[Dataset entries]

◆ ◆ ◆

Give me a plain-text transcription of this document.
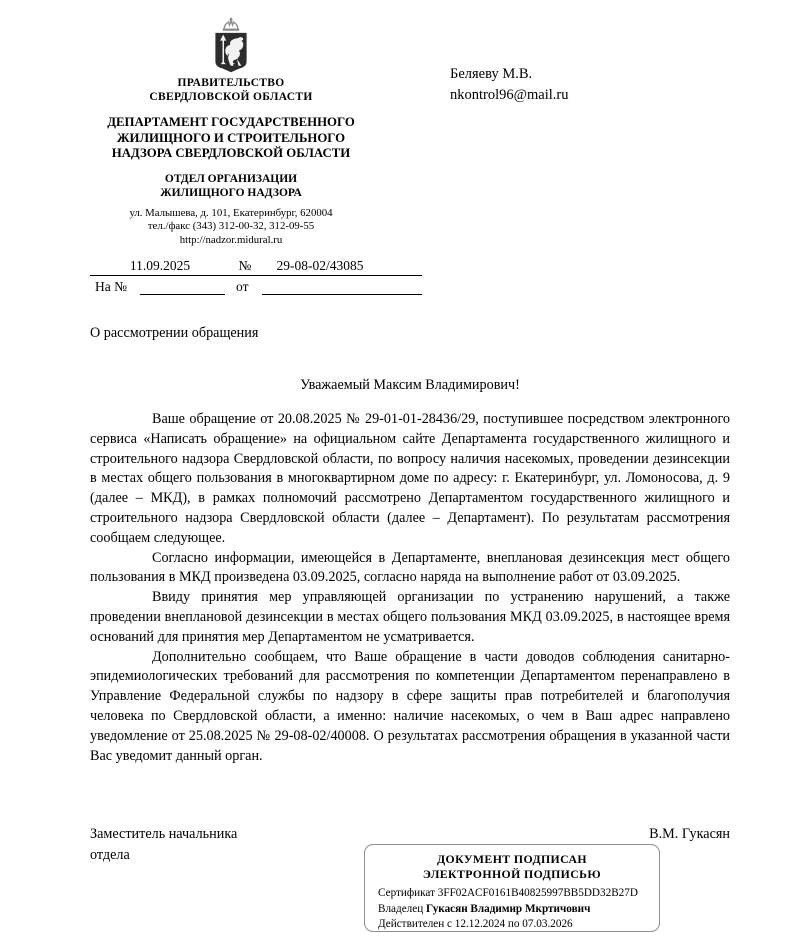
ПРАВИТЕЛЬСТВО
СВЕРДЛОВСКОЙ ОБЛАСТИ
ДЕПАРТАМЕНТ ГОСУДАРСТВЕННОГО
ЖИЛИЩНОГО И СТРОИТЕЛЬНОГО
НАДЗОРА СВЕРДЛОВСКОЙ ОБЛАСТИ
ОТДЕЛ ОРГАНИЗАЦИИ
ЖИЛИЩНОГО НАДЗОРА
ул. Малышева, д. 101, Екатеринбург, 620004
тел./факс (343) 312-00-32, 312-09-55
http://nadzor.midural.ru
Беляеву М.В.
nkontrol96@mail.ru
11.09.2025	№	29-08-02/43085
На №	от
О рассмотрении обращения
Уважаемый Максим Владимирович!

Ваше обращение от 20.08.2025 № 29-01-01-28436/29, поступившее посредством электронного сервиса «Написать обращение» на официальном сайте Департамента государственного жилищного и строительного надзора Свердловской области, по вопросу наличия насекомых, проведении дезинсекции в местах общего пользования в многоквартирном доме по адресу: г. Екатеринбург, ул. Ломоносова, д. 9 (далее – МКД), в рамках полномочий рассмотрено Департаментом государственного жилищного и строительного надзора Свердловской области (далее – Департамент). По результатам рассмотрения сообщаем следующее.

Согласно информации, имеющейся в Департаменте, внеплановая дезинсекция мест общего пользования в МКД произведена 03.09.2025, согласно наряда на выполнение работ от 03.09.2025.

Ввиду принятия мер управляющей организации по устранению нарушений, а также проведении внеплановой дезинсекции в местах общего пользования МКД 03.09.2025, в настоящее время оснований для принятия мер Департаментом не усматривается.

Дополнительно сообщаем, что Ваше обращение в части доводов соблюдения санитарно-эпидемиологических требований для рассмотрения по компетенции Департаментом перенаправлено в Управление Федеральной службы по надзору в сфере защиты прав потребителей и благополучия человека по Свердловской области, а именно: наличие насекомых, о чем в Ваш адрес направлено уведомление от 25.08.2025 № 29-08-02/40008. О результатах рассмотрения обращения в указанной части Вас уведомит данный орган.

Заместитель начальника
отдела
В.М. Гукасян
ДОКУМЕНТ ПОДПИСАН
ЭЛЕКТРОННОЙ ПОДПИСЬЮ
Сертификат 3FF02ACF0161B40825997BB5DD32B27D
Владелец Гукасян Владимир Мкртичович
Действителен с 12.12.2024 по 07.03.2026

◆ ◆ ◆

Please write out all of the material above without changing a word, and omit any pictures.

Give me a plain-text transcription of this document.
ПРАВИТЕЛЬСТВО
СВЕРДЛОВСКОЙ ОБЛАСТИ
ДЕПАРТАМЕНТ ГОСУДАРСТВЕННОГО
ЖИЛИЩНОГО И СТРОИТЕЛЬНОГО
НАДЗОРА СВЕРДЛОВСКОЙ ОБЛАСТИ
ОТДЕЛ ОРГАНИЗАЦИИ
ЖИЛИЩНОГО НАДЗОРА
ул. Малышева, д. 101, Екатеринбург, 620004
тел./факс (343) 312-00-32, 312-09-55
http://nadzor.midural.ru
Беляеву М.В.
nkontrol96@mail.ru
11.09.2025	№	29-08-02/43085
На №	от
О рассмотрении обращения
Уважаемый Максим Владимирович!

Ваше обращение от 20.08.2025 № 29-01-01-28436/29, поступившее посредством электронного сервиса «Написать обращение» на официальном сайте Департамента государственного жилищного и строительного надзора Свердловской области, по вопросу наличия насекомых, проведении дезинсекции в местах общего пользования в многоквартирном доме по адресу: г. Екатеринбург, ул. Ломоносова, д. 9 (далее – МКД), в рамках полномочий рассмотрено Департаментом государственного жилищного и строительного надзора Свердловской области (далее – Департамент). По результатам рассмотрения сообщаем следующее.

Согласно информации, имеющейся в Департаменте, внеплановая дезинсекция мест общего пользования в МКД произведена 03.09.2025, согласно наряда на выполнение работ от 03.09.2025.

Ввиду принятия мер управляющей организации по устранению нарушений, а также проведении внеплановой дезинсекции в местах общего пользования МКД 03.09.2025, в настоящее время оснований для принятия мер Департаментом не усматривается.

Дополнительно сообщаем, что Ваше обращение в части доводов соблюдения санитарно-эпидемиологических требований для рассмотрения по компетенции Департаментом перенаправлено в Управление Федеральной службы по надзору в сфере защиты прав потребителей и благополучия человека по Свердловской области, а именно: наличие насекомых, о чем в Ваш адрес направлено уведомление от 25.08.2025 № 29-08-02/40008. О результатах рассмотрения обращения в указанной части Вас уведомит данный орган.

Заместитель начальника
отдела
В.М. Гукасян
ДОКУМЕНТ ПОДПИСАН
ЭЛЕКТРОННОЙ ПОДПИСЬЮ
Сертификат 3FF02ACF0161B40825997BB5DD32B27D
Владелец Гукасян Владимир Мкртичович
Действителен с 12.12.2024 по 07.03.2026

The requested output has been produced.